§ **Consigne**: Modifiez chacun des items ci-dessous en remplaçant « cell-bet-date » par « cell-date-mise » partout, sans rien changer d'autre. Reproduisez ces lignes sans les images.
# # # # #
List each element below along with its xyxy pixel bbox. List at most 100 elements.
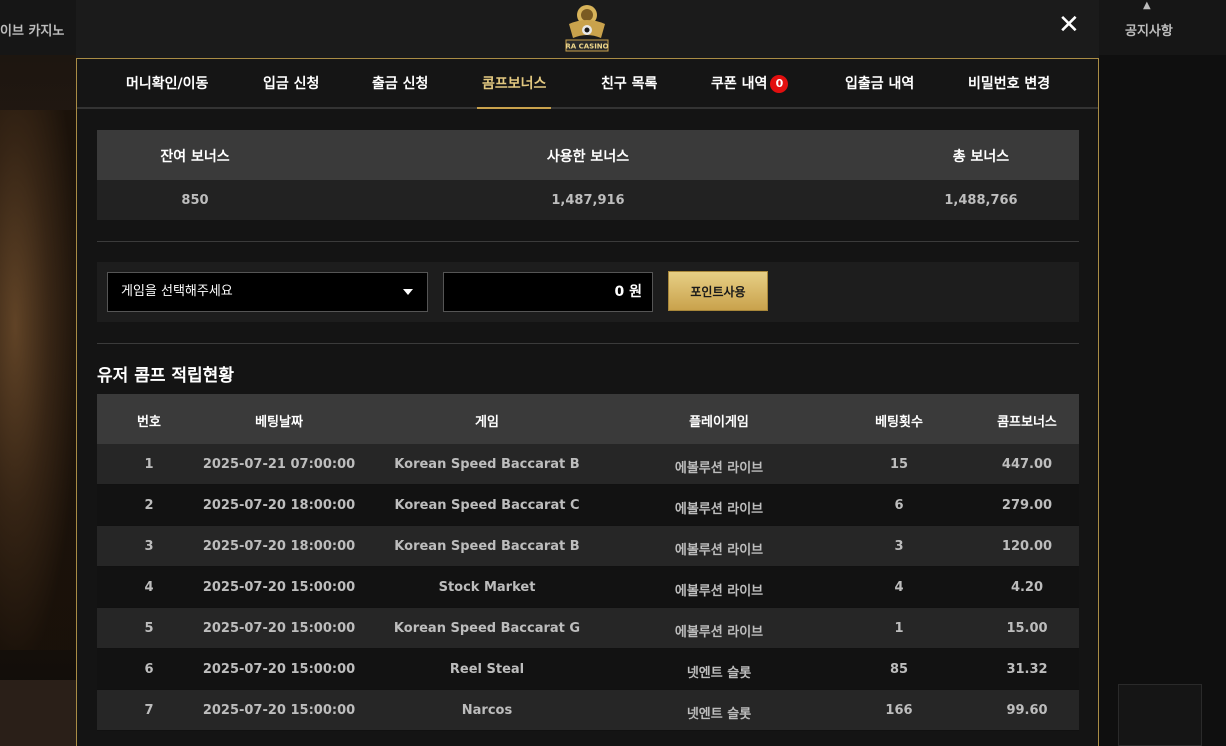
background-right-panel <box>1099 0 1226 746</box>
cell-comp-bonus: 99.60 <box>1006 703 1048 718</box>
table-body: 1 2025-07-21 07:00:00 Korean Speed Baccara… <box>97 444 1079 731</box>
cell-comp-bonus: 120.00 <box>1001 539 1053 554</box>
cell-play-game: 에볼루션 라이브 <box>674 502 764 517</box>
notice-icon: ▲ <box>1143 0 1151 11</box>
used-bonus-value: 1,487,916 <box>551 193 625 208</box>
tab-withdraw-request[interactable]: 출금 신청 <box>372 59 428 107</box>
remaining-bonus-header: 잔여 보너스 <box>160 149 230 165</box>
cell-number: 3 <box>144 539 154 554</box>
table-row: 1 2025-07-21 07:00:00 Korean Speed Baccara… <box>97 444 1079 485</box>
cell-number: 6 <box>144 662 154 677</box>
modal-body: 머니확인/이동 입금 신청 출금 신청 콤프보너스 친구 목록 쿠폰 내역 0 입… <box>76 58 1099 746</box>
summary-values: 850 1,487,916 1,488,766 <box>97 180 1079 220</box>
total-bonus-value: 1,488,766 <box>944 193 1018 208</box>
comp-bonus-modal: RA CASINO ✕ 머니확인/이동 입금 신청 출금 신청 콤프보너스 친구… <box>76 0 1099 746</box>
cell-game: Korean Speed Baccarat B <box>394 457 580 472</box>
close-button[interactable]: ✕ <box>1058 12 1080 38</box>
cell-bet-count: 85 <box>889 662 909 677</box>
tab-coupon-history[interactable]: 쿠폰 내역 0 <box>711 59 789 107</box>
background-card-right <box>1118 684 1202 746</box>
ra-casino-logo-icon: RA CASINO <box>565 5 609 52</box>
divider <box>97 343 1079 344</box>
background-card-left <box>0 680 76 746</box>
cell-bet-date: 2025-07-20 15:00:00 <box>202 662 356 677</box>
cell-bet-date: 2025-07-20 15:00:00 <box>202 703 356 718</box>
cell-comp-bonus: 447.00 <box>1001 457 1053 472</box>
tab-bar: 머니확인/이동 입금 신청 출금 신청 콤프보너스 친구 목록 쿠폰 내역 0 입… <box>77 59 1098 109</box>
background-nav-live-casino[interactable]: 이브 카지노 <box>0 20 64 39</box>
cell-number: 7 <box>144 703 154 718</box>
modal-header: RA CASINO ✕ <box>76 0 1099 58</box>
game-select-value: 게임을 선택해주세요 <box>121 284 233 299</box>
coupon-count-badge: 0 <box>770 75 789 93</box>
total-bonus-header: 총 보너스 <box>952 149 1010 165</box>
cell-game: Narcos <box>461 703 513 718</box>
cell-number: 4 <box>144 580 154 595</box>
tab-money-check[interactable]: 머니확인/이동 <box>126 59 208 107</box>
cell-bet-count: 4 <box>894 580 904 595</box>
cell-number: 2 <box>144 498 154 513</box>
summary-header: 잔여 보너스 사용한 보너스 총 보너스 <box>97 130 1079 180</box>
points-amount-input[interactable]: 0 원 <box>443 272 653 312</box>
cell-play-game: 에볼루션 라이브 <box>674 584 764 599</box>
cell-play-game: 에볼루션 라이브 <box>674 625 764 640</box>
cell-play-game: 에볼루션 라이브 <box>674 543 764 558</box>
table-row: 5 2025-07-20 15:00:00 Korean Speed Baccara… <box>97 608 1079 649</box>
cell-game: Korean Speed Baccarat C <box>394 498 580 513</box>
table-row: 4 2025-07-20 15:00:00 Stock Market 에볼루션 라이브… <box>97 567 1079 608</box>
use-points-button[interactable]: 포인트사용 <box>668 271 768 311</box>
col-comp-bonus: 콤프보너스 <box>997 415 1057 430</box>
chevron-down-icon <box>403 289 413 295</box>
cell-bet-count: 166 <box>885 703 913 718</box>
cell-bet-date: 2025-07-20 15:00:00 <box>202 621 356 636</box>
point-use-controls: 게임을 선택해주세요 0 원 포인트사용 <box>97 262 1079 322</box>
remaining-bonus-value: 850 <box>181 193 209 208</box>
cell-comp-bonus: 15.00 <box>1006 621 1048 636</box>
col-play-game: 플레이게임 <box>689 415 749 430</box>
cell-comp-bonus: 4.20 <box>1010 580 1044 595</box>
cell-bet-count: 3 <box>894 539 904 554</box>
active-tab-indicator <box>477 107 551 109</box>
col-number: 번호 <box>137 415 161 430</box>
col-game: 게임 <box>475 415 499 430</box>
game-select[interactable]: 게임을 선택해주세요 <box>107 272 428 312</box>
col-bet-date: 베팅날짜 <box>255 415 303 430</box>
table-row: 6 2025-07-20 15:00:00 Reel Steal 넷엔트 슬롯 85 31… <box>97 649 1079 690</box>
cell-comp-bonus: 31.32 <box>1006 662 1048 677</box>
comp-history-table: 번호 베팅날짜 게임 플레이게임 베팅횟수 콤프보너스 1 2025-07-21 … <box>97 394 1079 731</box>
table-row: 7 2025-07-20 15:00:00 Narcos 넷엔트 슬롯 166 99.60 <box>97 690 1079 731</box>
cell-game: Stock Market <box>438 580 536 595</box>
tab-friend-list[interactable]: 친구 목록 <box>601 59 657 107</box>
logo-text: RA CASINO <box>565 43 608 51</box>
cell-game: Korean Speed Baccarat G <box>393 621 581 636</box>
background-casino-art <box>0 110 76 650</box>
tab-comp-bonus[interactable]: 콤프보너스 <box>482 59 546 107</box>
cell-bet-date: 2025-07-21 07:00:00 <box>202 457 356 472</box>
cell-bet-count: 1 <box>894 621 904 636</box>
cell-bet-date: 2025-07-20 15:00:00 <box>202 580 356 595</box>
tab-transaction-history[interactable]: 입출금 내역 <box>845 59 914 107</box>
cell-bet-date: 2025-07-20 18:00:00 <box>202 539 356 554</box>
tab-deposit-request[interactable]: 입금 신청 <box>263 59 319 107</box>
tab-change-password[interactable]: 비밀번호 변경 <box>968 59 1050 107</box>
col-bet-count: 베팅횟수 <box>875 415 923 430</box>
table-row: 2 2025-07-20 18:00:00 Korean Speed Baccara… <box>97 485 1079 526</box>
cell-number: 5 <box>144 621 154 636</box>
table-header: 번호 베팅날짜 게임 플레이게임 베팅횟수 콤프보너스 <box>97 394 1079 444</box>
cell-bet-count: 15 <box>889 457 909 472</box>
table-row: 3 2025-07-20 18:00:00 Korean Speed Baccara… <box>97 526 1079 567</box>
divider <box>97 241 1079 242</box>
tab-coupon-label: 쿠폰 내역 <box>711 76 768 92</box>
cell-game: Reel Steal <box>449 662 525 677</box>
cell-play-game: 에볼루션 라이브 <box>674 461 764 476</box>
background-nav-notice[interactable]: 공지사항 <box>1125 20 1173 39</box>
cell-comp-bonus: 279.00 <box>1001 498 1053 513</box>
cell-game: Korean Speed Baccarat B <box>394 539 580 554</box>
cell-play-game: 넷엔트 슬롯 <box>686 666 752 681</box>
cell-number: 1 <box>144 457 154 472</box>
cell-bet-count: 6 <box>894 498 904 513</box>
section-title: 유저 콤프 적립현황 <box>97 366 234 386</box>
cell-bet-date: 2025-07-20 18:00:00 <box>202 498 356 513</box>
bonus-summary: 잔여 보너스 사용한 보너스 총 보너스 850 1,487,916 1,488… <box>97 130 1079 220</box>
cell-play-game: 넷엔트 슬롯 <box>686 707 752 722</box>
# # # # #
§ **Réponse attendue**:
List each element below along with its xyxy pixel bbox. List at most 100 elements.
background-right-panel <box>1099 0 1226 746</box>
cell-comp-bonus: 99.60 <box>1006 703 1048 718</box>
table-body: 1 2025-07-21 07:00:00 Korean Speed Baccara… <box>97 444 1079 731</box>
cell-comp-bonus: 120.00 <box>1001 539 1053 554</box>
cell-play-game: 에볼루션 라이브 <box>674 502 764 517</box>
notice-icon: ▲ <box>1143 0 1151 11</box>
used-bonus-value: 1,487,916 <box>551 193 625 208</box>
tab-withdraw-request[interactable]: 출금 신청 <box>372 59 428 107</box>
remaining-bonus-header: 잔여 보너스 <box>160 149 230 165</box>
cell-number: 3 <box>144 539 154 554</box>
table-row: 1 2025-07-21 07:00:00 Korean Speed Baccara… <box>97 444 1079 485</box>
cell-number: 6 <box>144 662 154 677</box>
modal-body: 머니확인/이동 입금 신청 출금 신청 콤프보너스 친구 목록 쿠폰 내역 0 입… <box>76 58 1099 746</box>
summary-values: 850 1,487,916 1,488,766 <box>97 180 1079 220</box>
total-bonus-value: 1,488,766 <box>944 193 1018 208</box>
comp-bonus-modal: RA CASINO ✕ 머니확인/이동 입금 신청 출금 신청 콤프보너스 친구… <box>76 0 1099 746</box>
cell-game: Korean Speed Baccarat B <box>394 457 580 472</box>
close-button[interactable]: ✕ <box>1058 12 1080 38</box>
cell-bet-count: 85 <box>889 662 909 677</box>
tab-coupon-history[interactable]: 쿠폰 내역 0 <box>711 59 789 107</box>
background-card-right <box>1118 684 1202 746</box>
ra-casino-logo-icon: RA CASINO <box>565 5 609 52</box>
divider <box>97 343 1079 344</box>
background-card-left <box>0 680 76 746</box>
cell-date-mise: 2025-07-20 15:00:00 <box>202 662 356 677</box>
cell-date-mise: 2025-07-20 15:00:00 <box>202 703 356 718</box>
cell-comp-bonus: 447.00 <box>1001 457 1053 472</box>
tab-bar: 머니확인/이동 입금 신청 출금 신청 콤프보너스 친구 목록 쿠폰 내역 0 입… <box>77 59 1098 109</box>
background-nav-live-casino[interactable]: 이브 카지노 <box>0 20 64 39</box>
cell-number: 7 <box>144 703 154 718</box>
modal-header: RA CASINO ✕ <box>76 0 1099 58</box>
game-select-value: 게임을 선택해주세요 <box>121 284 233 299</box>
coupon-count-badge: 0 <box>770 75 789 93</box>
total-bonus-header: 총 보너스 <box>952 149 1010 165</box>
cell-game: Narcos <box>461 703 513 718</box>
cell-number: 4 <box>144 580 154 595</box>
tab-money-check[interactable]: 머니확인/이동 <box>126 59 208 107</box>
cell-bet-count: 4 <box>894 580 904 595</box>
cell-number: 2 <box>144 498 154 513</box>
summary-header: 잔여 보너스 사용한 보너스 총 보너스 <box>97 130 1079 180</box>
points-amount-input[interactable]: 0 원 <box>443 272 653 312</box>
cell-play-game: 에볼루션 라이브 <box>674 584 764 599</box>
cell-play-game: 에볼루션 라이브 <box>674 625 764 640</box>
cell-play-game: 에볼루션 라이브 <box>674 543 764 558</box>
table-row: 5 2025-07-20 15:00:00 Korean Speed Baccara… <box>97 608 1079 649</box>
cell-game: Korean Speed Baccarat C <box>394 498 580 513</box>
table-row: 4 2025-07-20 15:00:00 Stock Market 에볼루션 라이브… <box>97 567 1079 608</box>
use-points-button[interactable]: 포인트사용 <box>668 271 768 311</box>
col-comp-bonus: 콤프보너스 <box>997 415 1057 430</box>
chevron-down-icon <box>403 289 413 295</box>
cell-bet-count: 166 <box>885 703 913 718</box>
cell-date-mise: 2025-07-20 15:00:00 <box>202 621 356 636</box>
point-use-controls: 게임을 선택해주세요 0 원 포인트사용 <box>97 262 1079 322</box>
remaining-bonus-value: 850 <box>181 193 209 208</box>
cell-comp-bonus: 15.00 <box>1006 621 1048 636</box>
col-play-game: 플레이게임 <box>689 415 749 430</box>
cell-comp-bonus: 4.20 <box>1010 580 1044 595</box>
cell-bet-count: 3 <box>894 539 904 554</box>
active-tab-indicator <box>477 107 551 109</box>
col-number: 번호 <box>137 415 161 430</box>
col-game: 게임 <box>475 415 499 430</box>
game-select[interactable]: 게임을 선택해주세요 <box>107 272 428 312</box>
col-bet-date: 베팅날짜 <box>255 415 303 430</box>
table-row: 6 2025-07-20 15:00:00 Reel Steal 넷엔트 슬롯 85 31… <box>97 649 1079 690</box>
cell-comp-bonus: 31.32 <box>1006 662 1048 677</box>
comp-history-table: 번호 베팅날짜 게임 플레이게임 베팅횟수 콤프보너스 1 2025-07-21 … <box>97 394 1079 731</box>
table-row: 7 2025-07-20 15:00:00 Narcos 넷엔트 슬롯 166 99.60 <box>97 690 1079 731</box>
cell-game: Stock Market <box>438 580 536 595</box>
tab-friend-list[interactable]: 친구 목록 <box>601 59 657 107</box>
logo-text: RA CASINO <box>565 43 608 51</box>
cell-game: Korean Speed Baccarat G <box>393 621 581 636</box>
background-casino-art <box>0 110 76 650</box>
tab-comp-bonus[interactable]: 콤프보너스 <box>482 59 546 107</box>
cell-date-mise: 2025-07-21 07:00:00 <box>202 457 356 472</box>
cell-bet-count: 1 <box>894 621 904 636</box>
cell-date-mise: 2025-07-20 15:00:00 <box>202 580 356 595</box>
tab-transaction-history[interactable]: 입출금 내역 <box>845 59 914 107</box>
cell-date-mise: 2025-07-20 18:00:00 <box>202 539 356 554</box>
tab-deposit-request[interactable]: 입금 신청 <box>263 59 319 107</box>
tab-change-password[interactable]: 비밀번호 변경 <box>968 59 1050 107</box>
col-bet-count: 베팅횟수 <box>875 415 923 430</box>
table-row: 2 2025-07-20 18:00:00 Korean Speed Baccara… <box>97 485 1079 526</box>
cell-number: 5 <box>144 621 154 636</box>
table-header: 번호 베팅날짜 게임 플레이게임 베팅횟수 콤프보너스 <box>97 394 1079 444</box>
cell-bet-count: 15 <box>889 457 909 472</box>
table-row: 3 2025-07-20 18:00:00 Korean Speed Baccara… <box>97 526 1079 567</box>
divider <box>97 241 1079 242</box>
tab-coupon-label: 쿠폰 내역 <box>711 76 768 92</box>
cell-game: Reel Steal <box>449 662 525 677</box>
cell-play-game: 에볼루션 라이브 <box>674 461 764 476</box>
background-nav-notice[interactable]: 공지사항 <box>1125 20 1173 39</box>
cell-comp-bonus: 279.00 <box>1001 498 1053 513</box>
cell-game: Korean Speed Baccarat B <box>394 539 580 554</box>
cell-play-game: 넷엔트 슬롯 <box>686 666 752 681</box>
cell-number: 1 <box>144 457 154 472</box>
cell-bet-count: 6 <box>894 498 904 513</box>
section-title: 유저 콤프 적립현황 <box>97 366 234 386</box>
cell-date-mise: 2025-07-20 18:00:00 <box>202 498 356 513</box>
bonus-summary: 잔여 보너스 사용한 보너스 총 보너스 850 1,487,916 1,488… <box>97 130 1079 220</box>
cell-play-game: 넷엔트 슬롯 <box>686 707 752 722</box>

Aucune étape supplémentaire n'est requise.